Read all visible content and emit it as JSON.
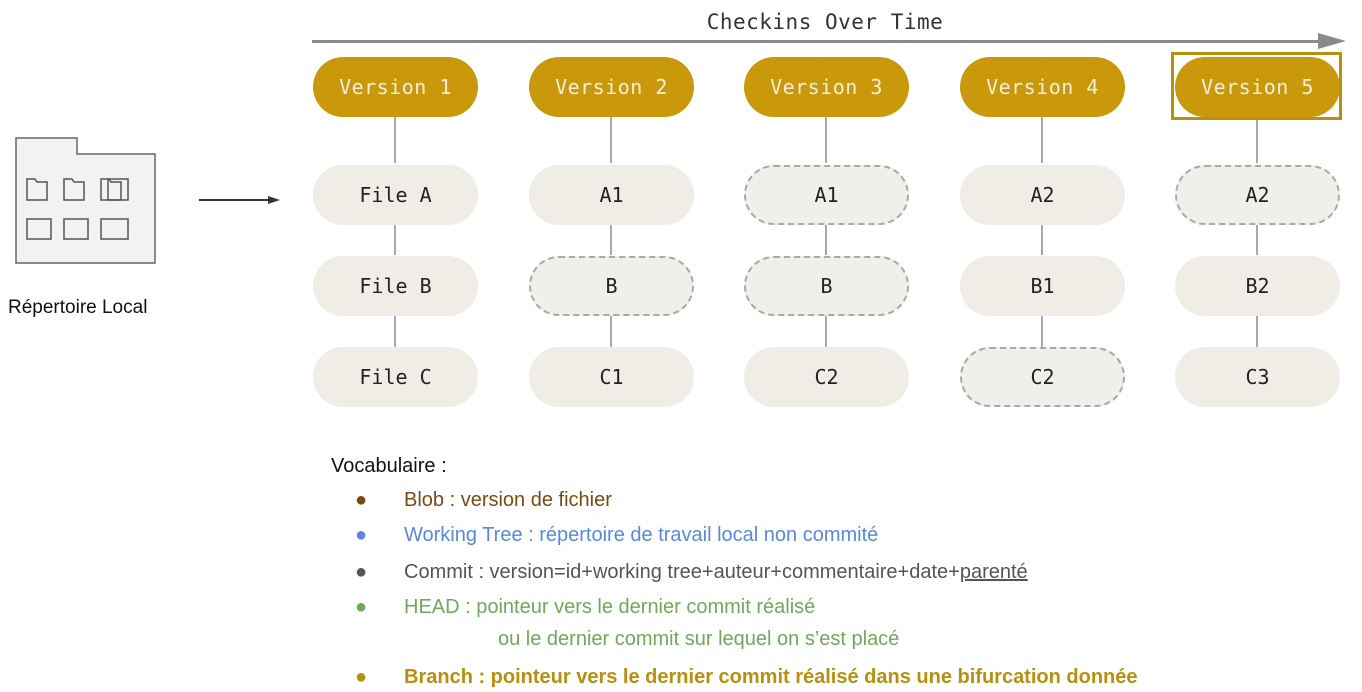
{
  "timeline": {
    "title": "Checkins Over Time"
  },
  "local_directory": {
    "label": "Répertoire Local"
  },
  "versions": [
    {
      "label": "Version 1",
      "files": [
        {
          "label": "File A",
          "style": "solid"
        },
        {
          "label": "File B",
          "style": "solid"
        },
        {
          "label": "File C",
          "style": "solid"
        }
      ]
    },
    {
      "label": "Version 2",
      "files": [
        {
          "label": "A1",
          "style": "solid"
        },
        {
          "label": "B",
          "style": "dashed"
        },
        {
          "label": "C1",
          "style": "solid"
        }
      ]
    },
    {
      "label": "Version 3",
      "files": [
        {
          "label": "A1",
          "style": "dashed"
        },
        {
          "label": "B",
          "style": "dashed"
        },
        {
          "label": "C2",
          "style": "solid"
        }
      ]
    },
    {
      "label": "Version 4",
      "files": [
        {
          "label": "A2",
          "style": "solid"
        },
        {
          "label": "B1",
          "style": "solid"
        },
        {
          "label": "C2",
          "style": "dashed"
        }
      ]
    },
    {
      "label": "Version 5",
      "highlighted": true,
      "files": [
        {
          "label": "A2",
          "style": "dashed"
        },
        {
          "label": "B2",
          "style": "solid"
        },
        {
          "label": "C3",
          "style": "solid"
        }
      ]
    }
  ],
  "vocabulary": {
    "title": "Vocabulaire :",
    "bullet": "●",
    "items": [
      {
        "text": "Blob : version de fichier",
        "color": "#7b4a12"
      },
      {
        "text": "Working Tree : répertoire de travail local non commité",
        "color": "#5b87de"
      },
      {
        "text": "Commit : version=id+working tree+auteur+commentaire+date+",
        "underlined": "parenté",
        "color": "#555555"
      },
      {
        "text": "HEAD : pointeur vers le dernier commit réalisé",
        "continuation": "ou le dernier commit sur lequel on s’est placé",
        "color": "#72a85b"
      },
      {
        "text": "Branch : pointeur vers le dernier commit réalisé dans une bifurcation donnée",
        "color": "#b8900f"
      }
    ]
  },
  "colors": {
    "version_fill": "#c9990b",
    "file_fill": "#efede6",
    "connector": "#a9a9a9",
    "timeline": "#8a8a8a"
  }
}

------------------------------------

*Exercise instructions*: Retype every entry verbatim and exclude the pictures from the copy.

*Task result*:
Read all visible content and emit it as JSON.
{
  "timeline": {
    "title": "Checkins Over Time"
  },
  "local_directory": {
    "label": "Répertoire Local"
  },
  "versions": [
    {
      "label": "Version 1",
      "files": [
        {
          "label": "File A",
          "style": "solid"
        },
        {
          "label": "File B",
          "style": "solid"
        },
        {
          "label": "File C",
          "style": "solid"
        }
      ]
    },
    {
      "label": "Version 2",
      "files": [
        {
          "label": "A1",
          "style": "solid"
        },
        {
          "label": "B",
          "style": "dashed"
        },
        {
          "label": "C1",
          "style": "solid"
        }
      ]
    },
    {
      "label": "Version 3",
      "files": [
        {
          "label": "A1",
          "style": "dashed"
        },
        {
          "label": "B",
          "style": "dashed"
        },
        {
          "label": "C2",
          "style": "solid"
        }
      ]
    },
    {
      "label": "Version 4",
      "files": [
        {
          "label": "A2",
          "style": "solid"
        },
        {
          "label": "B1",
          "style": "solid"
        },
        {
          "label": "C2",
          "style": "dashed"
        }
      ]
    },
    {
      "label": "Version 5",
      "highlighted": true,
      "files": [
        {
          "label": "A2",
          "style": "dashed"
        },
        {
          "label": "B2",
          "style": "solid"
        },
        {
          "label": "C3",
          "style": "solid"
        }
      ]
    }
  ],
  "vocabulary": {
    "title": "Vocabulaire :",
    "bullet": "●",
    "items": [
      {
        "text": "Blob : version de fichier",
        "color": "#7b4a12"
      },
      {
        "text": "Working Tree : répertoire de travail local non commité",
        "color": "#5b87de"
      },
      {
        "text": "Commit : version=id+working tree+auteur+commentaire+date+",
        "underlined": "parenté",
        "color": "#555555"
      },
      {
        "text": "HEAD : pointeur vers le dernier commit réalisé",
        "continuation": "ou le dernier commit sur lequel on s’est placé",
        "color": "#72a85b"
      },
      {
        "text": "Branch : pointeur vers le dernier commit réalisé dans une bifurcation donnée",
        "color": "#b8900f"
      }
    ]
  },
  "colors": {
    "version_fill": "#c9990b",
    "file_fill": "#efede6",
    "connector": "#a9a9a9",
    "timeline": "#8a8a8a"
  }
}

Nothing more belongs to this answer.